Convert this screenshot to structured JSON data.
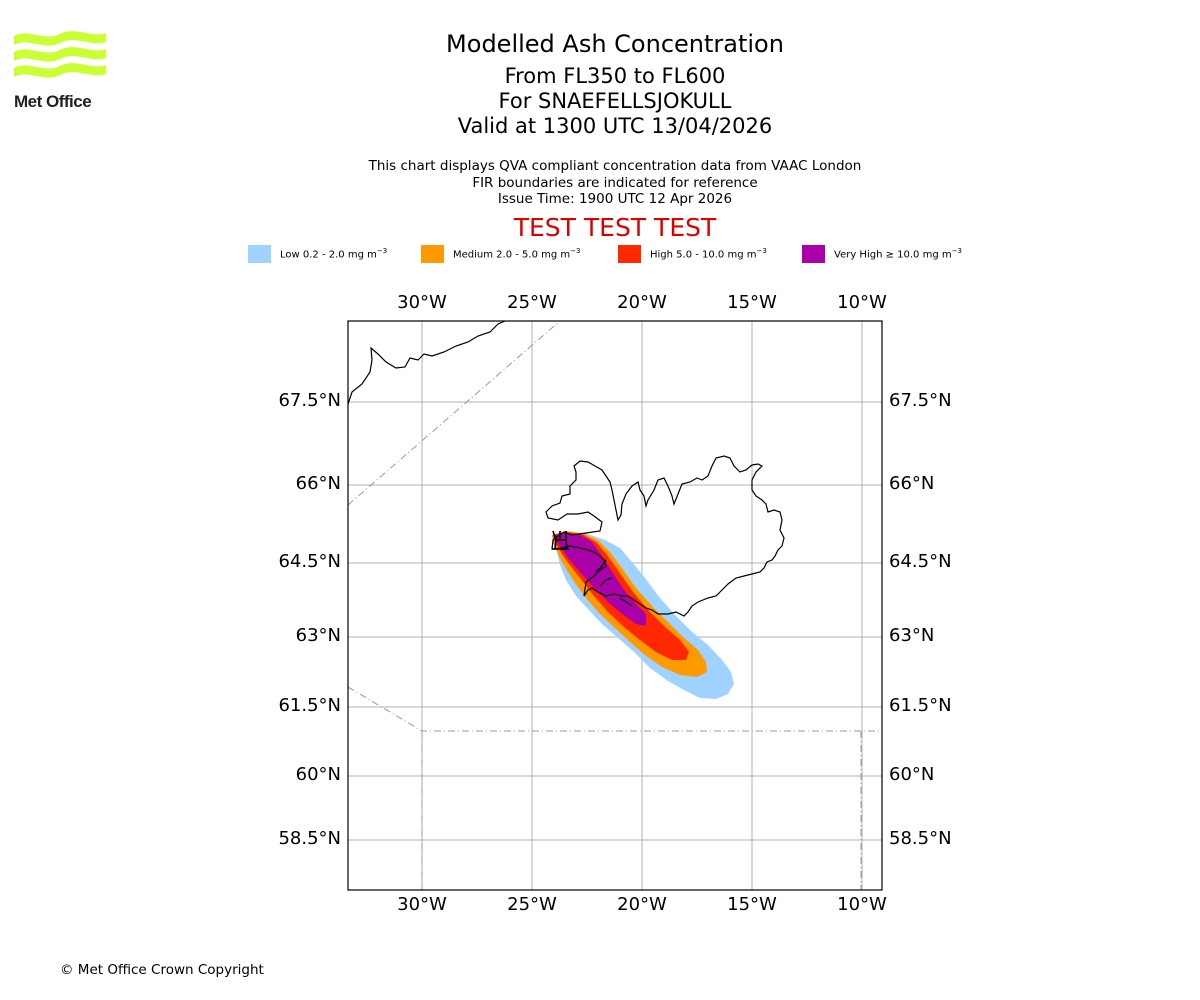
{
  "header": {
    "logo_text": "Met Office",
    "title": "Modelled Ash Concentration",
    "level_range": "From FL350 to FL600",
    "volcano": "For SNAEFELLSJOKULL",
    "valid_time": "Valid at 1300 UTC 13/04/2026",
    "description_lines": [
      "This chart displays QVA compliant concentration data from VAAC London",
      "FIR boundaries are indicated for reference",
      "Issue Time: 1900 UTC 12 Apr 2026"
    ],
    "test_banner": "TEST TEST TEST"
  },
  "legend": [
    {
      "label": "Low 0.2 - 2.0 mg m",
      "unit_exp": "−3",
      "color": "#a0d2ff"
    },
    {
      "label": "Medium 2.0 - 5.0 mg m",
      "unit_exp": "−3",
      "color": "#ff9900"
    },
    {
      "label": "High 5.0 - 10.0 mg m",
      "unit_exp": "−3",
      "color": "#ff2800"
    },
    {
      "label": "Very High  ≥  10.0 mg m",
      "unit_exp": "−3",
      "color": "#aa00aa"
    }
  ],
  "axes": {
    "longitude_ticks": [
      "30°W",
      "25°W",
      "20°W",
      "15°W",
      "10°W"
    ],
    "latitude_ticks": [
      "67.5°N",
      "66°N",
      "64.5°N",
      "63°N",
      "61.5°N",
      "60°N",
      "58.5°N"
    ],
    "lon_values": [
      -30,
      -25,
      -20,
      -15,
      -10
    ],
    "lat_values": [
      67.5,
      66,
      64.5,
      63,
      61.5,
      60,
      58.5
    ]
  },
  "colors": {
    "grid": "#b0b0b0",
    "fir_boundary": "#999999",
    "coastline": "#000000",
    "test_banner": "#dd0000",
    "logo_green": "#ccff33"
  },
  "footer": {
    "copyright": "© Met Office Crown Copyright"
  }
}
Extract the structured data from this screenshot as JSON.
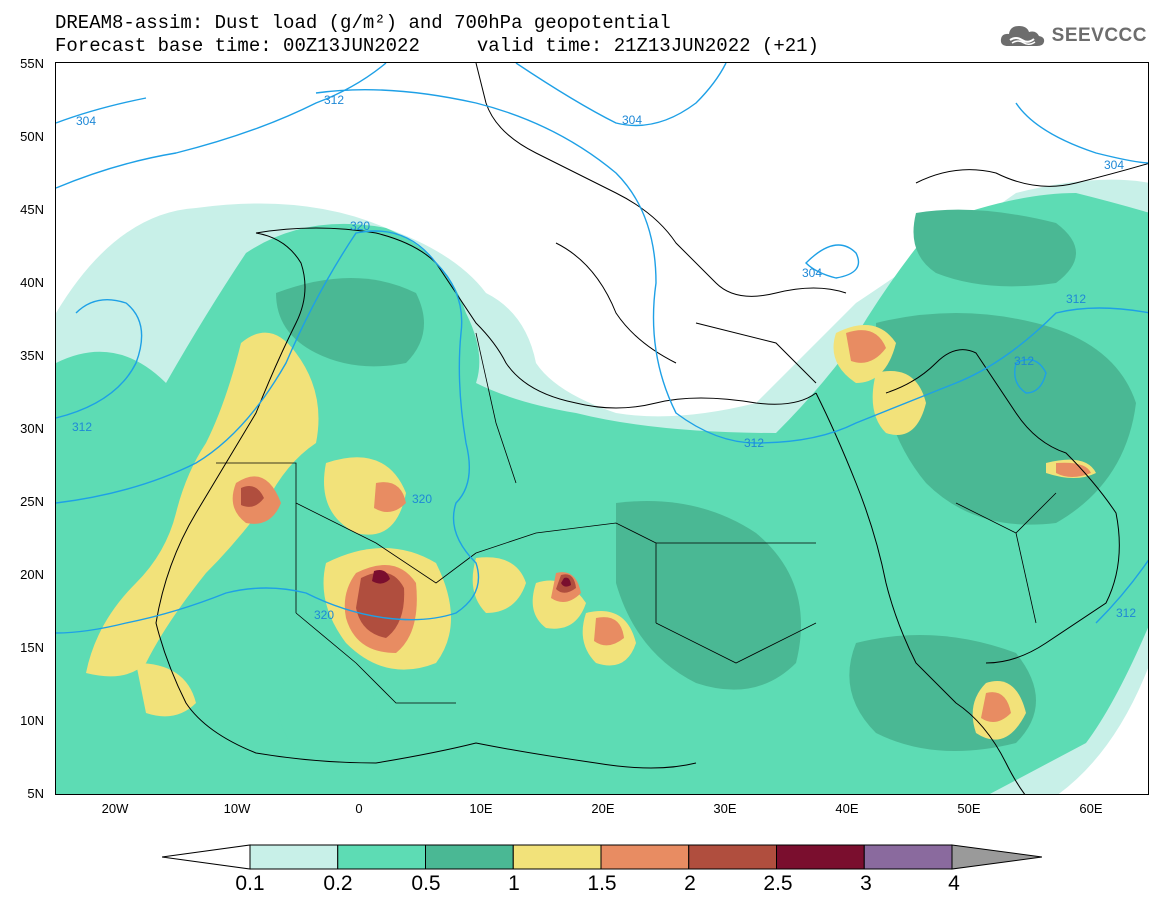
{
  "header": {
    "title_line1": "DREAM8-assim: Dust load (g/m²) and 700hPa geopotential",
    "title_line2": "Forecast base time: 00Z13JUN2022     valid time: 21Z13JUN2022 (+21)",
    "logo_text": "SEEVCCC"
  },
  "map": {
    "lat_labels": [
      "55N",
      "50N",
      "45N",
      "40N",
      "35N",
      "30N",
      "25N",
      "20N",
      "15N",
      "10N",
      "5N"
    ],
    "lon_labels": [
      "20W",
      "10W",
      "0",
      "10E",
      "20E",
      "30E",
      "40E",
      "50E",
      "60E"
    ],
    "contour_labels": [
      "304",
      "312",
      "304",
      "304",
      "320",
      "304",
      "312",
      "312",
      "320",
      "312",
      "312",
      "320",
      "312"
    ]
  },
  "colorbar": {
    "ticks": [
      "0.1",
      "0.2",
      "0.5",
      "1",
      "1.5",
      "2",
      "2.5",
      "3",
      "4"
    ],
    "colors": [
      "#c8f0e8",
      "#5ddcb4",
      "#4ab894",
      "#f2e27a",
      "#e88c62",
      "#b04e3e",
      "#7a0e2e",
      "#8a6a9e"
    ],
    "cap_low": "#ffffff",
    "cap_high": "#9a9a9a"
  }
}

• What you have to do
Each line from the one containing "Extract the structured" through the last line of the entries above is to be extracted exactly. Pictures are not part of the copy.

• Written answer
Extract the structured data from this screenshot as JSON.
{
  "header": {
    "title_line1": "DREAM8-assim: Dust load (g/m²) and 700hPa geopotential",
    "title_line2": "Forecast base time: 00Z13JUN2022     valid time: 21Z13JUN2022 (+21)",
    "logo_text": "SEEVCCC"
  },
  "map": {
    "lat_labels": [
      "55N",
      "50N",
      "45N",
      "40N",
      "35N",
      "30N",
      "25N",
      "20N",
      "15N",
      "10N",
      "5N"
    ],
    "lon_labels": [
      "20W",
      "10W",
      "0",
      "10E",
      "20E",
      "30E",
      "40E",
      "50E",
      "60E"
    ],
    "contour_labels": [
      "304",
      "312",
      "304",
      "304",
      "320",
      "304",
      "312",
      "312",
      "320",
      "312",
      "312",
      "320",
      "312"
    ]
  },
  "colorbar": {
    "ticks": [
      "0.1",
      "0.2",
      "0.5",
      "1",
      "1.5",
      "2",
      "2.5",
      "3",
      "4"
    ],
    "colors": [
      "#c8f0e8",
      "#5ddcb4",
      "#4ab894",
      "#f2e27a",
      "#e88c62",
      "#b04e3e",
      "#7a0e2e",
      "#8a6a9e"
    ],
    "cap_low": "#ffffff",
    "cap_high": "#9a9a9a"
  }
}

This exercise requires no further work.